▶ **What you need to do**
From the listing below, return each line that includes "按被并购方".

▶ **Raw records**
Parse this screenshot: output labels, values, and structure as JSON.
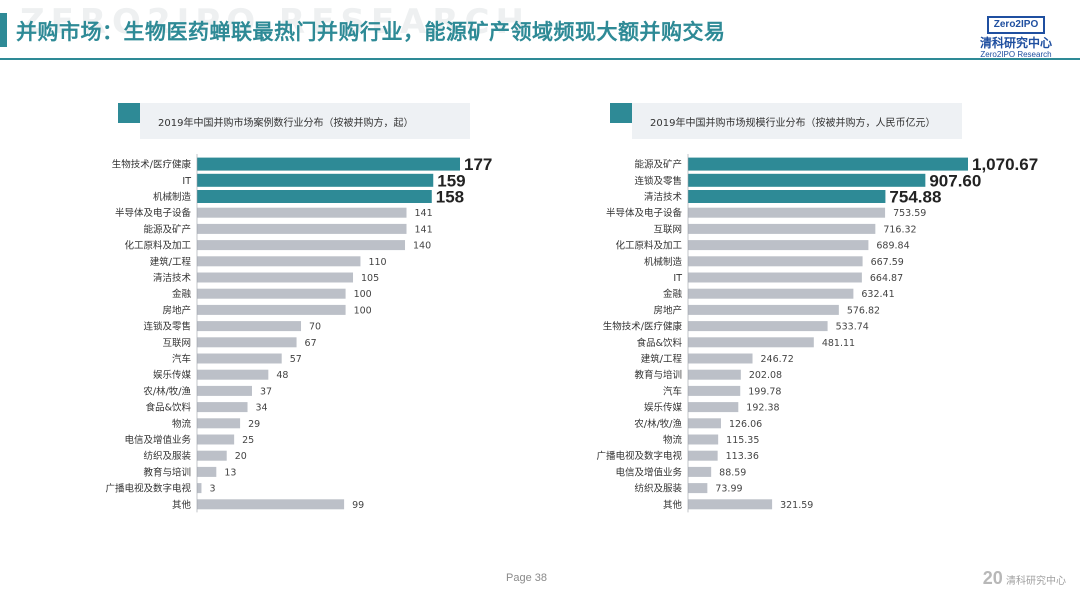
{
  "header": {
    "title": "并购市场：生物医药蝉联最热门并购行业，能源矿产领域频现大额并购交易",
    "watermark": "ZERO2IPO RESEARCH"
  },
  "logo": {
    "mark": "Zero2IPO",
    "cn": "清科研究中心",
    "en": "Zero2IPO Research"
  },
  "footer": {
    "page": "Page 38",
    "logo_mark": "20",
    "logo_text": "清科研究中心"
  },
  "colors": {
    "accent": "#2e8a96",
    "bar_grey": "#bcc0c8",
    "panel_bg": "#eef1f4"
  },
  "chart_data": [
    {
      "type": "bar",
      "orientation": "horizontal",
      "title": "2019年中国并购市场案例数行业分布（按被并购方，起）",
      "categories": [
        "生物技术/医疗健康",
        "IT",
        "机械制造",
        "半导体及电子设备",
        "能源及矿产",
        "化工原料及加工",
        "建筑/工程",
        "清洁技术",
        "金融",
        "房地产",
        "连锁及零售",
        "互联网",
        "汽车",
        "娱乐传媒",
        "农/林/牧/渔",
        "食品&饮料",
        "物流",
        "电信及增值业务",
        "纺织及服装",
        "教育与培训",
        "广播电视及数字电视",
        "其他"
      ],
      "values": [
        177,
        159,
        158,
        141,
        141,
        140,
        110,
        105,
        100,
        100,
        70,
        67,
        57,
        48,
        37,
        34,
        29,
        25,
        20,
        13,
        3,
        99
      ],
      "labels": [
        "177",
        "159",
        "158",
        "141",
        "141",
        "140",
        "110",
        "105",
        "100",
        "100",
        "70",
        "67",
        "57",
        "48",
        "37",
        "34",
        "29",
        "25",
        "20",
        "13",
        "3",
        "99"
      ],
      "highlight_top": 3,
      "xlim": [
        0,
        177
      ]
    },
    {
      "type": "bar",
      "orientation": "horizontal",
      "title": "2019年中国并购市场规模行业分布（按被并购方，人民币亿元）",
      "categories": [
        "能源及矿产",
        "连锁及零售",
        "清洁技术",
        "半导体及电子设备",
        "互联网",
        "化工原料及加工",
        "机械制造",
        "IT",
        "金融",
        "房地产",
        "生物技术/医疗健康",
        "食品&饮料",
        "建筑/工程",
        "教育与培训",
        "汽车",
        "娱乐传媒",
        "农/林/牧/渔",
        "物流",
        "广播电视及数字电视",
        "电信及增值业务",
        "纺织及服装",
        "其他"
      ],
      "values": [
        1070.67,
        907.6,
        754.88,
        753.59,
        716.32,
        689.84,
        667.59,
        664.87,
        632.41,
        576.82,
        533.74,
        481.11,
        246.72,
        202.08,
        199.78,
        192.38,
        126.06,
        115.35,
        113.36,
        88.59,
        73.99,
        321.59
      ],
      "labels": [
        "1,070.67",
        "907.60",
        "754.88",
        "753.59",
        "716.32",
        "689.84",
        "667.59",
        "664.87",
        "632.41",
        "576.82",
        "533.74",
        "481.11",
        "246.72",
        "202.08",
        "199.78",
        "192.38",
        "126.06",
        "115.35",
        "113.36",
        "88.59",
        "73.99",
        "321.59"
      ],
      "highlight_top": 3,
      "xlim": [
        0,
        1070.67
      ]
    }
  ]
}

▶ **Correct result**
      "title": "2019年中国并购市场案例数行业分布（按被并购方，起）",
      "title": "2019年中国并购市场规模行业分布（按被并购方，人民币亿元）",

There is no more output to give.